**Written instruction:** Provide nothing but the number of lines containing the string "steps".

[Extracted records]
==*==

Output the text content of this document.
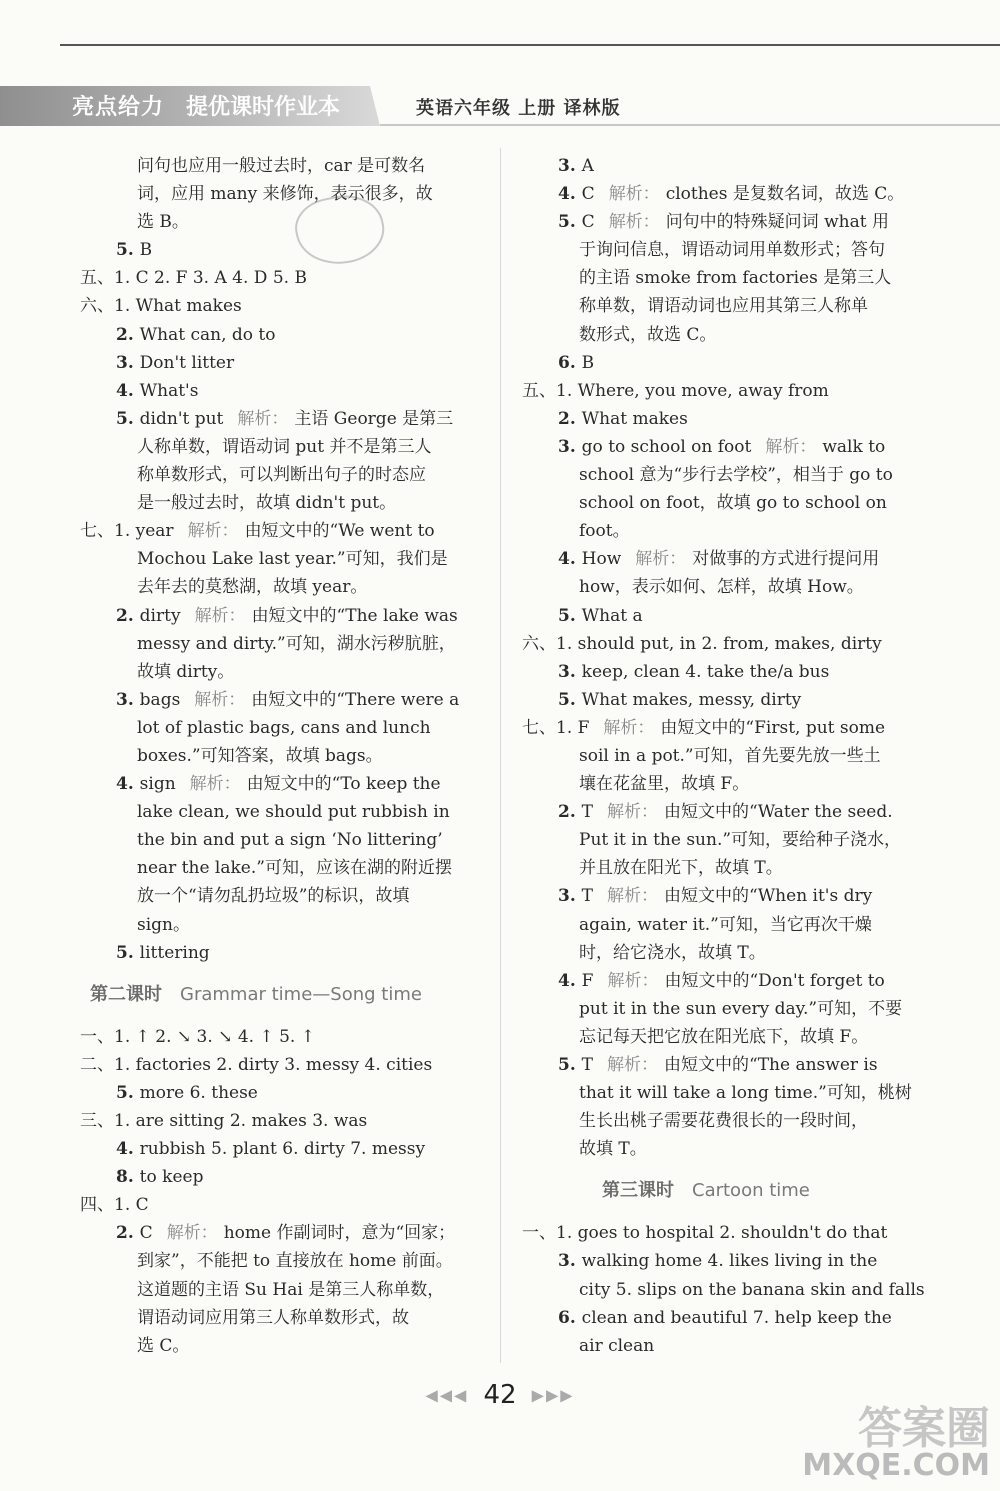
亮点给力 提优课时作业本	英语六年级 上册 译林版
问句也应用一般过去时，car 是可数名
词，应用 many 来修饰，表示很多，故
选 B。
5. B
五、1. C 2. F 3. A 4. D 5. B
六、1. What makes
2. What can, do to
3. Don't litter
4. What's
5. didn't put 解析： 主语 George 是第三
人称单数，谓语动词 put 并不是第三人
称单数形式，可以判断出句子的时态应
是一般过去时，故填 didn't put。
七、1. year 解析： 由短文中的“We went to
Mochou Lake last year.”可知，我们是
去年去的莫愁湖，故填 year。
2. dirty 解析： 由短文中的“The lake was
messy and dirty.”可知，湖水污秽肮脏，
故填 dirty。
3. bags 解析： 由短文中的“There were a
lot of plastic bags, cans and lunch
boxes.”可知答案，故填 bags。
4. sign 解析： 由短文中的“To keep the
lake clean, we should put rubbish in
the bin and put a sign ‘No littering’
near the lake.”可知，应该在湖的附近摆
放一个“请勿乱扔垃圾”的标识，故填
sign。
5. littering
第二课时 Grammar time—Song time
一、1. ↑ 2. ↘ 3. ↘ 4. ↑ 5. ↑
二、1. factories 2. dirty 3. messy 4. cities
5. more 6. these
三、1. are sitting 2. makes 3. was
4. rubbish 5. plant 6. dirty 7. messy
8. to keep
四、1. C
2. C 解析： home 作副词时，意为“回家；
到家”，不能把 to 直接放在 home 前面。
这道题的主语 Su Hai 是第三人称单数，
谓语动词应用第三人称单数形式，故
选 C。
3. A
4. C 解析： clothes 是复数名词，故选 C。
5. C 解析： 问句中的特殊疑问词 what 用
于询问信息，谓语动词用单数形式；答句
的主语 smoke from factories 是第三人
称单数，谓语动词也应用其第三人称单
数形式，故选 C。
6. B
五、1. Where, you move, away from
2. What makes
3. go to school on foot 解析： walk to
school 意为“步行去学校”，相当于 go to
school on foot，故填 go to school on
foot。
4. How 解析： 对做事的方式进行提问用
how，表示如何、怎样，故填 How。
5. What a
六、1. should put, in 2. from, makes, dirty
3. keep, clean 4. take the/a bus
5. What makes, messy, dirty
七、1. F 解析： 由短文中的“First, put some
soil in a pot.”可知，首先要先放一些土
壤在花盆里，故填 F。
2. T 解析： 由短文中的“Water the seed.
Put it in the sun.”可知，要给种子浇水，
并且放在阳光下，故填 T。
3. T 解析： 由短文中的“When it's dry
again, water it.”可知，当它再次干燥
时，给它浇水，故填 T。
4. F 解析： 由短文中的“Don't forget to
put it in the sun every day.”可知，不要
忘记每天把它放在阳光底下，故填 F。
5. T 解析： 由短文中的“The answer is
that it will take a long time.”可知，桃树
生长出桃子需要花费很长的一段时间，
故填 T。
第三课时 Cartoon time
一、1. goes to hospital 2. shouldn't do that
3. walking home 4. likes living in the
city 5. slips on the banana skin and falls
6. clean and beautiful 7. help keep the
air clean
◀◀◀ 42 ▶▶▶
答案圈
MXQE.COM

==*==

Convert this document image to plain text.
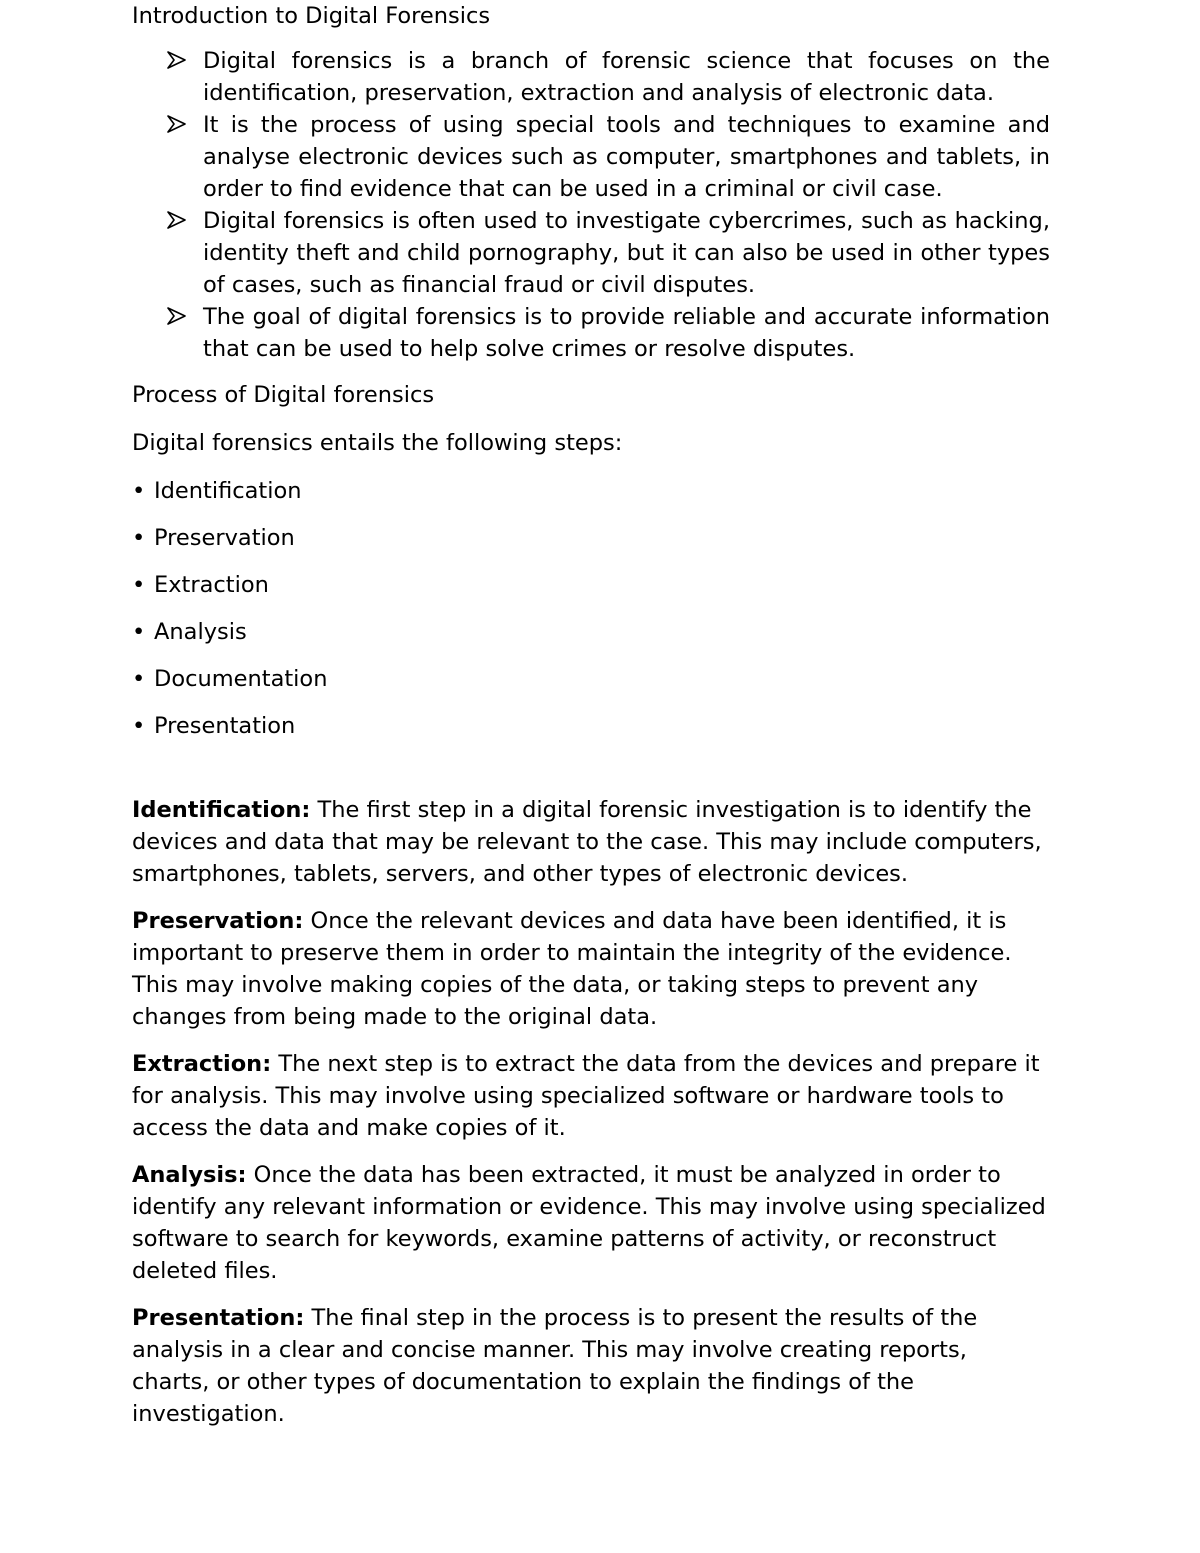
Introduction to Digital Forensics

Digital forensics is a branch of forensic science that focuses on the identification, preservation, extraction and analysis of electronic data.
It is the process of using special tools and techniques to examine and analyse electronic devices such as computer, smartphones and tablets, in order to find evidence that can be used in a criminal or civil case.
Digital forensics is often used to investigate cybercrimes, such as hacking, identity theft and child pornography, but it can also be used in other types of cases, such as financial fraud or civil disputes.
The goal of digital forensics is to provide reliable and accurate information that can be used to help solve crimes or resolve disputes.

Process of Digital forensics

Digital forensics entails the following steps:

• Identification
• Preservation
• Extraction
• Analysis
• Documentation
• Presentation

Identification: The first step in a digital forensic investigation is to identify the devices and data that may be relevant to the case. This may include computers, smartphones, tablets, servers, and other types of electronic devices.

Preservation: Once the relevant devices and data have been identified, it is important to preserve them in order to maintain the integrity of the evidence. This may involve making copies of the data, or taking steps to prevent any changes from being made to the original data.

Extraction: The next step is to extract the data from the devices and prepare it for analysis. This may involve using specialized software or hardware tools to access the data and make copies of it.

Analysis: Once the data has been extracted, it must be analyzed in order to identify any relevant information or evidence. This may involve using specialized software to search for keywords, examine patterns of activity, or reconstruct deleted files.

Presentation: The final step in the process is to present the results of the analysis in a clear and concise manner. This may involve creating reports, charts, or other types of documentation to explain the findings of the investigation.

==*==

**Completed exercise:** 2